- [YOUR GOAL]: Quote the listing in full, exactly as given, minus any pictures.

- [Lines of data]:
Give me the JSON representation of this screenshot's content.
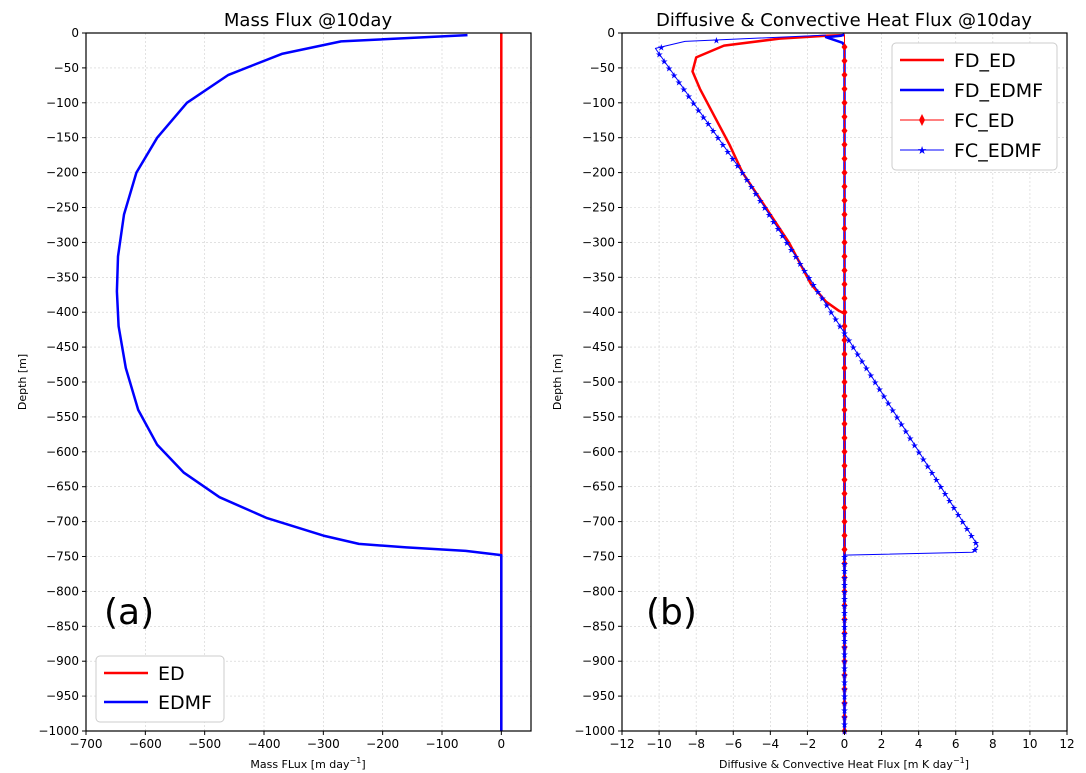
{
  "chart_data": [
    {
      "panel_label": "(a)",
      "type": "line",
      "title": "Mass Flux @10day",
      "xlabel": "Mass FLux [m day",
      "xlabel_sup": "−1",
      "xlabel_end": "]",
      "ylabel": "Depth [m]",
      "xlim": [
        -700,
        50
      ],
      "ylim": [
        -1000,
        0
      ],
      "xticks": [
        -700,
        -600,
        -500,
        -400,
        -300,
        -200,
        -100,
        0
      ],
      "yticks": [
        0,
        -50,
        -100,
        -150,
        -200,
        -250,
        -300,
        -350,
        -400,
        -450,
        -500,
        -550,
        -600,
        -650,
        -700,
        -750,
        -800,
        -850,
        -900,
        -950,
        -1000
      ],
      "grid": true,
      "legend_position": "bottom-left",
      "series": [
        {
          "name": "ED",
          "color": "#ff0000",
          "width": 2.5,
          "marker": "none",
          "x": [
            0,
            0
          ],
          "y": [
            0,
            -1000
          ]
        },
        {
          "name": "EDMF",
          "color": "#0000ff",
          "width": 2.5,
          "marker": "none",
          "x": [
            -57,
            -270,
            -370,
            -460,
            -530,
            -580,
            -615,
            -636,
            -646,
            -648,
            -645,
            -633,
            -612,
            -580,
            -535,
            -475,
            -395,
            -300,
            -240,
            -160,
            -60,
            0,
            0
          ],
          "y": [
            -3,
            -12,
            -30,
            -60,
            -100,
            -150,
            -200,
            -260,
            -320,
            -370,
            -420,
            -480,
            -540,
            -590,
            -630,
            -665,
            -695,
            -720,
            -732,
            -737,
            -742,
            -748,
            -1000
          ]
        }
      ]
    },
    {
      "panel_label": "(b)",
      "type": "line",
      "title": "Diffusive & Convective Heat Flux @10day",
      "xlabel": "Diffusive & Convective Heat Flux [m K day",
      "xlabel_sup": "−1",
      "xlabel_end": "]",
      "ylabel": "Depth [m]",
      "xlim": [
        -12,
        12
      ],
      "ylim": [
        -1000,
        0
      ],
      "xticks": [
        -12,
        -10,
        -8,
        -6,
        -4,
        -2,
        0,
        2,
        4,
        6,
        8,
        10,
        12
      ],
      "yticks": [
        0,
        -50,
        -100,
        -150,
        -200,
        -250,
        -300,
        -350,
        -400,
        -450,
        -500,
        -550,
        -600,
        -650,
        -700,
        -750,
        -800,
        -850,
        -900,
        -950,
        -1000
      ],
      "grid": true,
      "legend_position": "top-right",
      "series": [
        {
          "name": "FD_ED",
          "color": "#ff0000",
          "width": 2.5,
          "marker": "none",
          "x": [
            0,
            -1,
            -3.5,
            -6.5,
            -8,
            -8.2,
            -7.8,
            -7,
            -6.2,
            -5.5,
            -4.5,
            -3,
            -1.8,
            -1.0,
            -0.3,
            0,
            0
          ],
          "y": [
            -3,
            -4,
            -8,
            -18,
            -35,
            -55,
            -80,
            -120,
            -160,
            -200,
            -240,
            -300,
            -360,
            -385,
            -398,
            -402,
            -1000
          ]
        },
        {
          "name": "FD_EDMF",
          "color": "#0000ff",
          "width": 2.5,
          "marker": "none",
          "x": [
            0,
            -0.2,
            -1.0,
            -0.1,
            0,
            0
          ],
          "y": [
            -2,
            -4,
            -6,
            -14,
            -20,
            -1000
          ]
        },
        {
          "name": "FC_ED",
          "color": "#ff0000",
          "width": 1,
          "marker": "diamond",
          "x": [
            0,
            0
          ],
          "y": [
            -2,
            -1000
          ],
          "marker_step": 20
        },
        {
          "name": "FC_EDMF",
          "color": "#0000ff",
          "width": 1,
          "marker": "star",
          "x": [
            -1.0,
            -8.6,
            -10.2,
            -5.5,
            0,
            7.2,
            6.9,
            0,
            0
          ],
          "y": [
            -3,
            -12,
            -22,
            -200,
            -430,
            -735,
            -744,
            -748,
            -1000
          ],
          "marker_step": 10
        }
      ]
    }
  ]
}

- [ANSWER FOR THIS EXERCISE]:
Give me the JSON representation of this screenshot's content.
{
  "chart_data": [
    {
      "panel_label": "(a)",
      "type": "line",
      "title": "Mass Flux @10day",
      "xlabel": "Mass FLux [m day",
      "xlabel_sup": "−1",
      "xlabel_end": "]",
      "ylabel": "Depth [m]",
      "xlim": [
        -700,
        50
      ],
      "ylim": [
        -1000,
        0
      ],
      "xticks": [
        -700,
        -600,
        -500,
        -400,
        -300,
        -200,
        -100,
        0
      ],
      "yticks": [
        0,
        -50,
        -100,
        -150,
        -200,
        -250,
        -300,
        -350,
        -400,
        -450,
        -500,
        -550,
        -600,
        -650,
        -700,
        -750,
        -800,
        -850,
        -900,
        -950,
        -1000
      ],
      "grid": true,
      "legend_position": "bottom-left",
      "series": [
        {
          "name": "ED",
          "color": "#ff0000",
          "width": 2.5,
          "marker": "none",
          "x": [
            0,
            0
          ],
          "y": [
            0,
            -1000
          ]
        },
        {
          "name": "EDMF",
          "color": "#0000ff",
          "width": 2.5,
          "marker": "none",
          "x": [
            -57,
            -270,
            -370,
            -460,
            -530,
            -580,
            -615,
            -636,
            -646,
            -648,
            -645,
            -633,
            -612,
            -580,
            -535,
            -475,
            -395,
            -300,
            -240,
            -160,
            -60,
            0,
            0
          ],
          "y": [
            -3,
            -12,
            -30,
            -60,
            -100,
            -150,
            -200,
            -260,
            -320,
            -370,
            -420,
            -480,
            -540,
            -590,
            -630,
            -665,
            -695,
            -720,
            -732,
            -737,
            -742,
            -748,
            -1000
          ]
        }
      ]
    },
    {
      "panel_label": "(b)",
      "type": "line",
      "title": "Diffusive & Convective Heat Flux @10day",
      "xlabel": "Diffusive & Convective Heat Flux [m K day",
      "xlabel_sup": "−1",
      "xlabel_end": "]",
      "ylabel": "Depth [m]",
      "xlim": [
        -12,
        12
      ],
      "ylim": [
        -1000,
        0
      ],
      "xticks": [
        -12,
        -10,
        -8,
        -6,
        -4,
        -2,
        0,
        2,
        4,
        6,
        8,
        10,
        12
      ],
      "yticks": [
        0,
        -50,
        -100,
        -150,
        -200,
        -250,
        -300,
        -350,
        -400,
        -450,
        -500,
        -550,
        -600,
        -650,
        -700,
        -750,
        -800,
        -850,
        -900,
        -950,
        -1000
      ],
      "grid": true,
      "legend_position": "top-right",
      "series": [
        {
          "name": "FD_ED",
          "color": "#ff0000",
          "width": 2.5,
          "marker": "none",
          "x": [
            0,
            -1,
            -3.5,
            -6.5,
            -8,
            -8.2,
            -7.8,
            -7,
            -6.2,
            -5.5,
            -4.5,
            -3,
            -1.8,
            -1.0,
            -0.3,
            0,
            0
          ],
          "y": [
            -3,
            -4,
            -8,
            -18,
            -35,
            -55,
            -80,
            -120,
            -160,
            -200,
            -240,
            -300,
            -360,
            -385,
            -398,
            -402,
            -1000
          ]
        },
        {
          "name": "FD_EDMF",
          "color": "#0000ff",
          "width": 2.5,
          "marker": "none",
          "x": [
            0,
            -0.2,
            -1.0,
            -0.1,
            0,
            0
          ],
          "y": [
            -2,
            -4,
            -6,
            -14,
            -20,
            -1000
          ]
        },
        {
          "name": "FC_ED",
          "color": "#ff0000",
          "width": 1,
          "marker": "diamond",
          "x": [
            0,
            0
          ],
          "y": [
            -2,
            -1000
          ],
          "marker_step": 20
        },
        {
          "name": "FC_EDMF",
          "color": "#0000ff",
          "width": 1,
          "marker": "star",
          "x": [
            -1.0,
            -8.6,
            -10.2,
            -5.5,
            0,
            7.2,
            6.9,
            0,
            0
          ],
          "y": [
            -3,
            -12,
            -22,
            -200,
            -430,
            -735,
            -744,
            -748,
            -1000
          ],
          "marker_step": 10
        }
      ]
    }
  ]
}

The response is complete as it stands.